- Problem statement
Reading the listing below, count the lines that contain the word "alphabetical" and give that count alone.

(Saved data entries)
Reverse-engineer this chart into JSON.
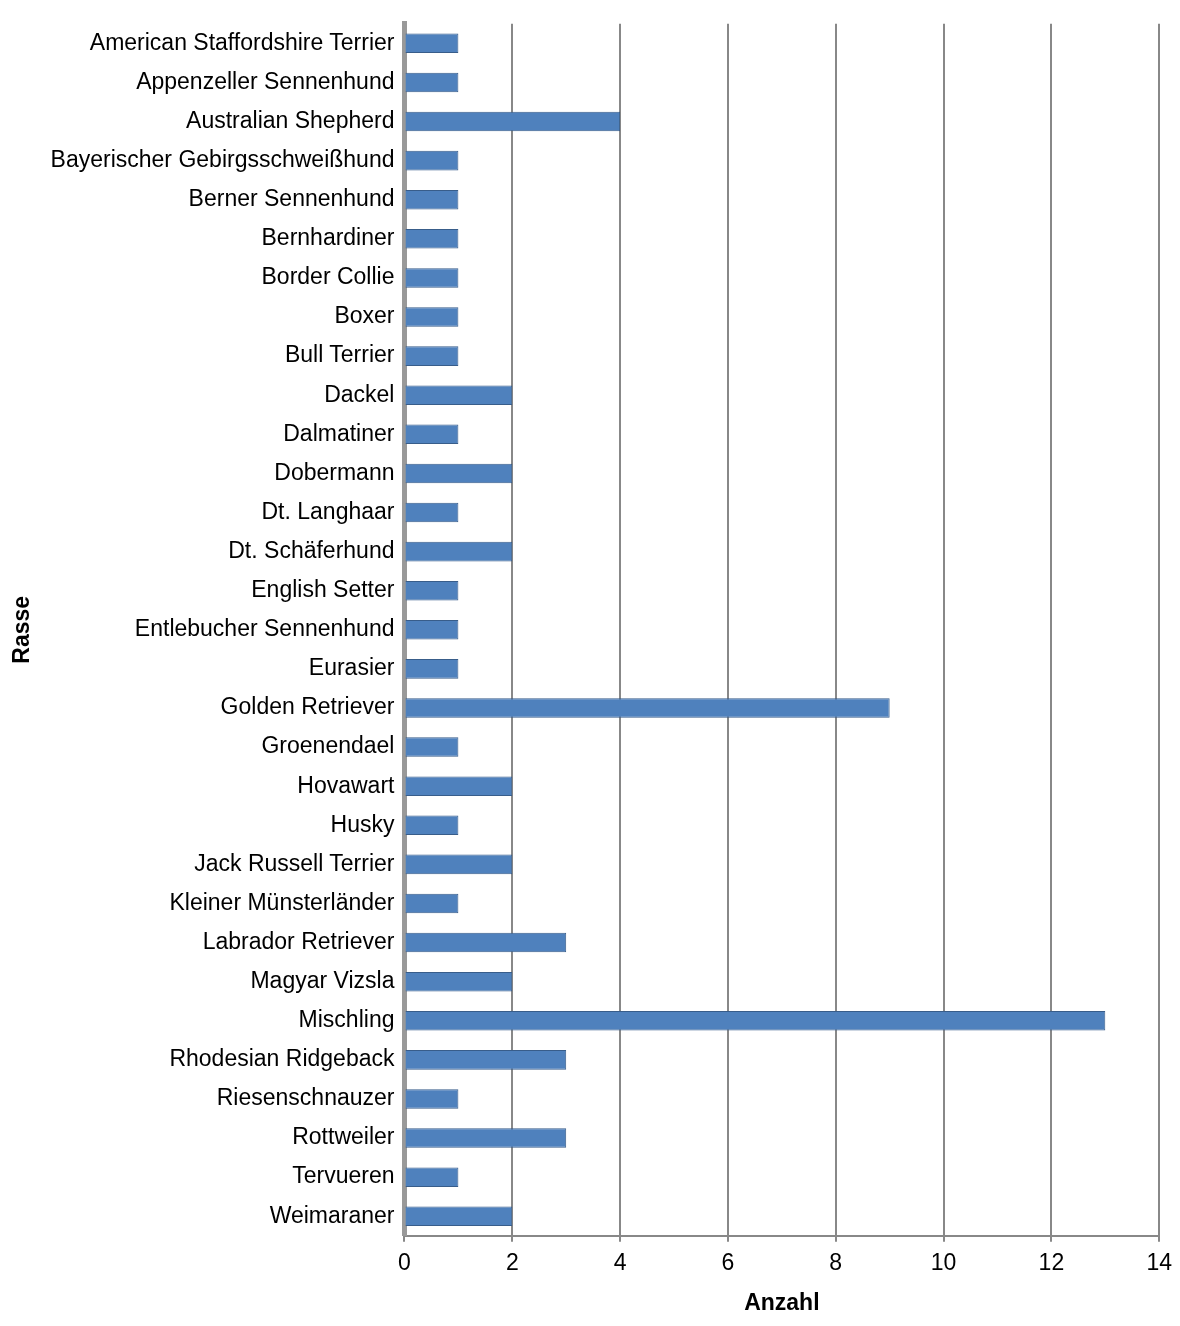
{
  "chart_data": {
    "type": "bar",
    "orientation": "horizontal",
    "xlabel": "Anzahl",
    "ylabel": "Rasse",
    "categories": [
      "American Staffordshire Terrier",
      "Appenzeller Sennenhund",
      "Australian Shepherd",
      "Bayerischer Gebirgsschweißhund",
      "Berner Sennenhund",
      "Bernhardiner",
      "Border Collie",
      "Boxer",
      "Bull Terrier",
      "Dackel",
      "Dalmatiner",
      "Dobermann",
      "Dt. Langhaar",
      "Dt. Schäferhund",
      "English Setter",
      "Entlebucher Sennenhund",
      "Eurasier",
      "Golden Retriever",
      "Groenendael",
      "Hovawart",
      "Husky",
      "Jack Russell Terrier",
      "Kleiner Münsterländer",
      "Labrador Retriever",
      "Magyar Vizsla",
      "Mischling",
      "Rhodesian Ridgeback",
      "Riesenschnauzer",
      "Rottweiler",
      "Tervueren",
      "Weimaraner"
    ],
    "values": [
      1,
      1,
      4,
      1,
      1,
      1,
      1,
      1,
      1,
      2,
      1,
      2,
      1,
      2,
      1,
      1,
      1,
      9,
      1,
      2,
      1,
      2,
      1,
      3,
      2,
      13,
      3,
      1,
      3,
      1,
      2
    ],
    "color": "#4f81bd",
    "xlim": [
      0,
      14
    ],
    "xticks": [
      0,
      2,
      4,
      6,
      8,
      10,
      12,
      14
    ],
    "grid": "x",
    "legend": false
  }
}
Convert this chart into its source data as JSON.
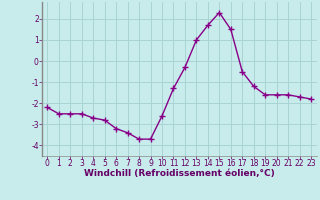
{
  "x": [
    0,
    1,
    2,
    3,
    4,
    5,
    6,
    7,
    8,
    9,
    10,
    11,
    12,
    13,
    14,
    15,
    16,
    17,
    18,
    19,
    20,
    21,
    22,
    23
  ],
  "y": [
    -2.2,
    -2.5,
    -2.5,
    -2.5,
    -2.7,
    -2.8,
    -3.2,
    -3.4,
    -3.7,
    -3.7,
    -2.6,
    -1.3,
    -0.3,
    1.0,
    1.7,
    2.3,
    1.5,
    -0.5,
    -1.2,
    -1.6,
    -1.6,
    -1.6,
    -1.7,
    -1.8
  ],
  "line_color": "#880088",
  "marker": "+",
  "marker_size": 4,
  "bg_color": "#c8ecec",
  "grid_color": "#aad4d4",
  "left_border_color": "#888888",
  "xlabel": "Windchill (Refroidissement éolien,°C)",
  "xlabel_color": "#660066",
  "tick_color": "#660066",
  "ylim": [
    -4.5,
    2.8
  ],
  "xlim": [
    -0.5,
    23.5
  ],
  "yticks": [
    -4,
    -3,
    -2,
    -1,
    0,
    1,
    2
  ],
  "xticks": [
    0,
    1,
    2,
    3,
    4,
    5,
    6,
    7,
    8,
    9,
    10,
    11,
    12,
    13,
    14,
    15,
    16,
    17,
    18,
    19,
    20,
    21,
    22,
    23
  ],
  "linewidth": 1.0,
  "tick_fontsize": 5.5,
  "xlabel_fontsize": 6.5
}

--

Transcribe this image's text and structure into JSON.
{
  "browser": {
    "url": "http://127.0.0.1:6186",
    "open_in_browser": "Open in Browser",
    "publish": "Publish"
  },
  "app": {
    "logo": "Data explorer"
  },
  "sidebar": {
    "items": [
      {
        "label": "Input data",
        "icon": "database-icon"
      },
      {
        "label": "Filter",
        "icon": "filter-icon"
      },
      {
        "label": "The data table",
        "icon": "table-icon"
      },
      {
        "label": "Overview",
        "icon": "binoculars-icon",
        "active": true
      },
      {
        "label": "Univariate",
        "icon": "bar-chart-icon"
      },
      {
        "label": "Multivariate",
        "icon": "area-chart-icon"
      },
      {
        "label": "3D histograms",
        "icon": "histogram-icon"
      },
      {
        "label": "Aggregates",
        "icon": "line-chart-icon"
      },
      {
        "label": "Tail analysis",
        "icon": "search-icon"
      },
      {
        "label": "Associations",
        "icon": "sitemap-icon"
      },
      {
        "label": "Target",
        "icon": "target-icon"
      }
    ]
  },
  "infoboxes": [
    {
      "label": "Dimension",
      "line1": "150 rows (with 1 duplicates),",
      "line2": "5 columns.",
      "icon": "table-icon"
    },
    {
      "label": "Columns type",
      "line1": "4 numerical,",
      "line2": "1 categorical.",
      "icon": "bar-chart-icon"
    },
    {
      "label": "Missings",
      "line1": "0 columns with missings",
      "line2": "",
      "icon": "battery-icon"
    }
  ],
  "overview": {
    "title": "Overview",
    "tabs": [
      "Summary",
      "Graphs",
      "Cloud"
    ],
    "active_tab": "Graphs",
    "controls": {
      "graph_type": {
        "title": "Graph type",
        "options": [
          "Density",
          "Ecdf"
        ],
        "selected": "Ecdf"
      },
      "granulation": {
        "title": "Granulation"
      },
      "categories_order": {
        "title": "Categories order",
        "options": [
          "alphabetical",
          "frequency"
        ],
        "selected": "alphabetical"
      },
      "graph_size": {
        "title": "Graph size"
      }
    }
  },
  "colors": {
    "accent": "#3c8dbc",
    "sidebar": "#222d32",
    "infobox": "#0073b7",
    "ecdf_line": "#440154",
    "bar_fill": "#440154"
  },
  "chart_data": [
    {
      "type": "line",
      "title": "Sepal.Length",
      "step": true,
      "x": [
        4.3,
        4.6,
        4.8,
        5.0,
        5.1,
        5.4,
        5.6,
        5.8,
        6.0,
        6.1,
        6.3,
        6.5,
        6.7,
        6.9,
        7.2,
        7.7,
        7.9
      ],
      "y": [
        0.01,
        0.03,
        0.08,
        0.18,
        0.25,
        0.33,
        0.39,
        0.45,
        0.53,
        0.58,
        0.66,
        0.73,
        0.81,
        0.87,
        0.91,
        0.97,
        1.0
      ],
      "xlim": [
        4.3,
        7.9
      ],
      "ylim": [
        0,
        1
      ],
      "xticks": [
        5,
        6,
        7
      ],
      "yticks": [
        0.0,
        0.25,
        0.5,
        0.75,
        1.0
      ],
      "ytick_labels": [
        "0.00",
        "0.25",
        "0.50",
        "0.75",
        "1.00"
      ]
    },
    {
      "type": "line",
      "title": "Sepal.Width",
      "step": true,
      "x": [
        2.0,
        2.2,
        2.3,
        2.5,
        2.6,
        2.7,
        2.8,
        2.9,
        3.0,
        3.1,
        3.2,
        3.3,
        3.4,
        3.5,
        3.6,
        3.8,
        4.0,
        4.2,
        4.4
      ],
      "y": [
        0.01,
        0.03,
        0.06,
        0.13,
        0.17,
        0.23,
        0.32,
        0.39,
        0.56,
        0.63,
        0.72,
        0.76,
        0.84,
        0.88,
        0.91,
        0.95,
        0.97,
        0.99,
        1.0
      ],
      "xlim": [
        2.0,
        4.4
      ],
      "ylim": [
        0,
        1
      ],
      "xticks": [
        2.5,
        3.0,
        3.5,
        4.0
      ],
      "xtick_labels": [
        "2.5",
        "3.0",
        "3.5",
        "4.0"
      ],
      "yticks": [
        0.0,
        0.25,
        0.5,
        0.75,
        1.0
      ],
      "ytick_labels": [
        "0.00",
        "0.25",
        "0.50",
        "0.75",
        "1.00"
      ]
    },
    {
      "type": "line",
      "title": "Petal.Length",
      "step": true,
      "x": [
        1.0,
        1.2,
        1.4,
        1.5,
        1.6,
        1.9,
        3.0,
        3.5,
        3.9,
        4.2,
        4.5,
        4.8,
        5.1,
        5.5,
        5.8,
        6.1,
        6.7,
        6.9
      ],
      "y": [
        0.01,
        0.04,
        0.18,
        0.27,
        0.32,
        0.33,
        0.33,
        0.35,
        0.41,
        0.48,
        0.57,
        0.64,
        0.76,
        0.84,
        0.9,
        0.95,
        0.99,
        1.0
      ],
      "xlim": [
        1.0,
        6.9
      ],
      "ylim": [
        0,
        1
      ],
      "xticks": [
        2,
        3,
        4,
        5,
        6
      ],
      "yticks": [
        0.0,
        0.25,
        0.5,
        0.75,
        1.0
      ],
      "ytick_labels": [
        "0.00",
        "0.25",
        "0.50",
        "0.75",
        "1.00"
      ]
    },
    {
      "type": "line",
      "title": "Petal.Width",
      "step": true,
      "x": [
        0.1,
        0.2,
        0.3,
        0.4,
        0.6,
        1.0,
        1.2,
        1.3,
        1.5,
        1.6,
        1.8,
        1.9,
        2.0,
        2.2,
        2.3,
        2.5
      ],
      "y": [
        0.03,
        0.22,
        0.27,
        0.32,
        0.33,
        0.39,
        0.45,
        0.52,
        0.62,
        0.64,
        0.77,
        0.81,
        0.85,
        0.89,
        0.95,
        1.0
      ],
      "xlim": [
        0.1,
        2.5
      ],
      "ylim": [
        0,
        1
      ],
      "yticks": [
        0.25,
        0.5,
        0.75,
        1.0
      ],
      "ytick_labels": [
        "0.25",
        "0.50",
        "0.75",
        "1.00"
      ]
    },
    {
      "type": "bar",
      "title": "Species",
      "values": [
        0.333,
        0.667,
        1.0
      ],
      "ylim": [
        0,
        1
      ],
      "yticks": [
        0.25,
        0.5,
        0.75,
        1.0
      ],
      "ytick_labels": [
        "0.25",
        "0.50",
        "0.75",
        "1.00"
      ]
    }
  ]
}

...

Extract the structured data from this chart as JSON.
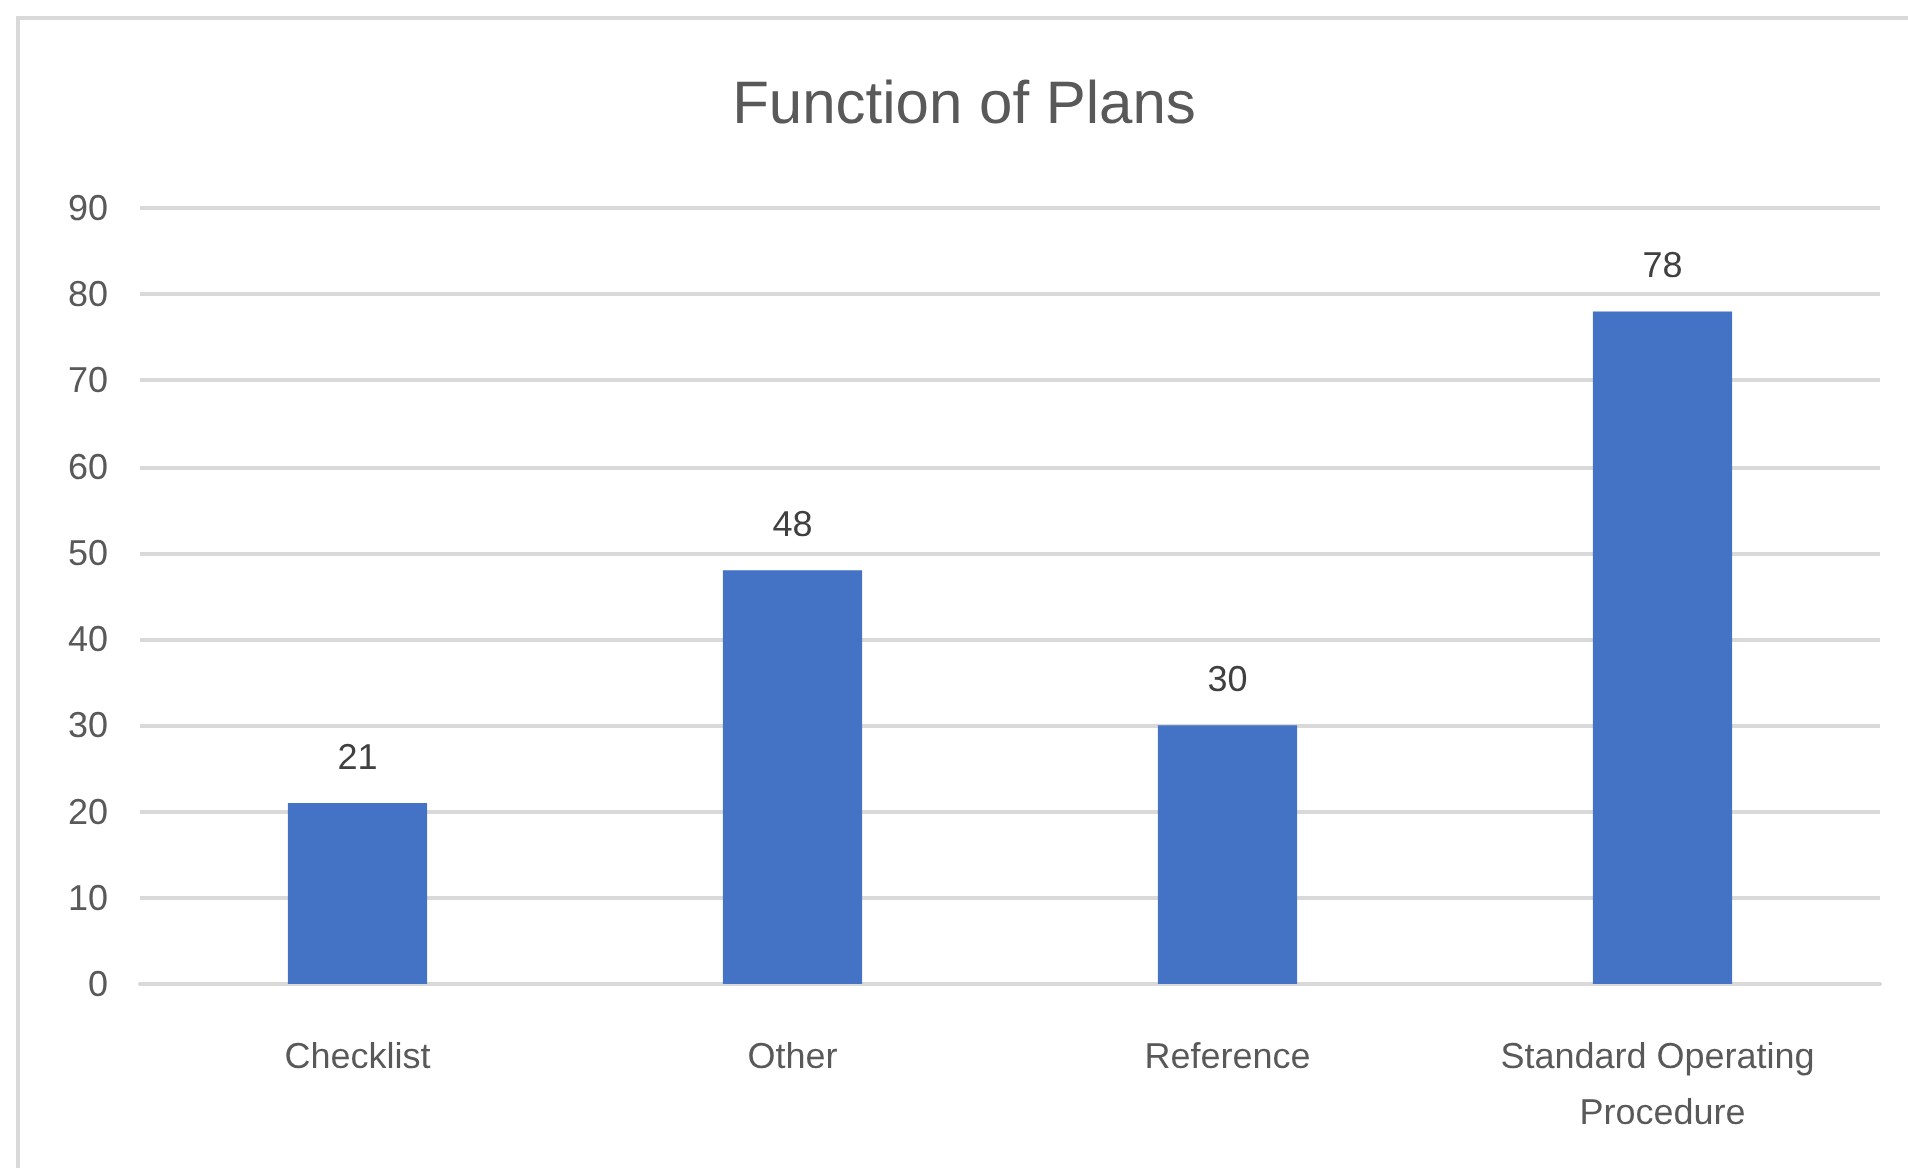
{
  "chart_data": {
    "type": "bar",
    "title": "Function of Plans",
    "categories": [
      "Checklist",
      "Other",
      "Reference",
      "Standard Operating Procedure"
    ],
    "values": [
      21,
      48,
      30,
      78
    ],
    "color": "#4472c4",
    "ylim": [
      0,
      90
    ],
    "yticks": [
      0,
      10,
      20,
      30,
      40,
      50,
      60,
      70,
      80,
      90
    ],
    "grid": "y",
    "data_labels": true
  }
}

- The result
2